TASK OBJECTIVE. Your task is to retype each line of the data below exactly.

RECORDS PROVIDED.
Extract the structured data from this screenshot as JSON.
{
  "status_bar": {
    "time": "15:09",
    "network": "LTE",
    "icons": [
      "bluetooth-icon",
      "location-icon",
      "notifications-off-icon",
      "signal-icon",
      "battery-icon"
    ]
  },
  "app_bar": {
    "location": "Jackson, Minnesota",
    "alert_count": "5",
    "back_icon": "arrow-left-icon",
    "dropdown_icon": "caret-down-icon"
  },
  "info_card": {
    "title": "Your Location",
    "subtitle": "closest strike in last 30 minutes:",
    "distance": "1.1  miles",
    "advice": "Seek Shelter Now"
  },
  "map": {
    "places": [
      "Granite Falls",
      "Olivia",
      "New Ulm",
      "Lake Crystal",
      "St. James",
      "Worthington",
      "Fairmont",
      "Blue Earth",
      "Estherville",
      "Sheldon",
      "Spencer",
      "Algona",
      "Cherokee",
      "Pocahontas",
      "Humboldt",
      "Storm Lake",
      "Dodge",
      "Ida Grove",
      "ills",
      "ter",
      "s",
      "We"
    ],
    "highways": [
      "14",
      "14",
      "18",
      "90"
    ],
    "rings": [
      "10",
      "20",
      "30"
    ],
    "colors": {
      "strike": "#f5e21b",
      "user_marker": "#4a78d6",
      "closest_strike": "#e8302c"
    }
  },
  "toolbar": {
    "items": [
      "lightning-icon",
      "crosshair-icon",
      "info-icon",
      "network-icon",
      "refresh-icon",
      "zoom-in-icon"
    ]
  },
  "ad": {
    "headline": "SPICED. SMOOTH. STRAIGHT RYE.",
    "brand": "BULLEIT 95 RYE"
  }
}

RESULT.
Extract the structured data from this screenshot as JSON.
{
  "status_bar": {
    "time": "15:09",
    "network": "LTE",
    "icons": [
      "bluetooth-icon",
      "location-icon",
      "notifications-off-icon",
      "signal-icon",
      "battery-icon"
    ]
  },
  "app_bar": {
    "location": "Jackson, Minnesota",
    "alert_count": "5",
    "back_icon": "arrow-left-icon",
    "dropdown_icon": "caret-down-icon"
  },
  "info_card": {
    "title": "Your Location",
    "subtitle": "closest strike in last 30 minutes:",
    "distance": "1.1  miles",
    "advice": "Seek Shelter Now"
  },
  "map": {
    "places": [
      "Granite Falls",
      "Olivia",
      "New Ulm",
      "Lake Crystal",
      "St. James",
      "Worthington",
      "Fairmont",
      "Blue Earth",
      "Estherville",
      "Sheldon",
      "Spencer",
      "Algona",
      "Cherokee",
      "Pocahontas",
      "Humboldt",
      "Storm Lake",
      "Dodge",
      "Ida Grove",
      "ills",
      "ter",
      "s",
      "We"
    ],
    "highways": [
      "14",
      "14",
      "18",
      "90"
    ],
    "rings": [
      "10",
      "20",
      "30"
    ],
    "colors": {
      "strike": "#f5e21b",
      "user_marker": "#4a78d6",
      "closest_strike": "#e8302c"
    }
  },
  "toolbar": {
    "items": [
      "lightning-icon",
      "crosshair-icon",
      "info-icon",
      "network-icon",
      "refresh-icon",
      "zoom-in-icon"
    ]
  },
  "ad": {
    "headline": "SPICED. SMOOTH. STRAIGHT RYE.",
    "brand": "BULLEIT 95 RYE"
  }
}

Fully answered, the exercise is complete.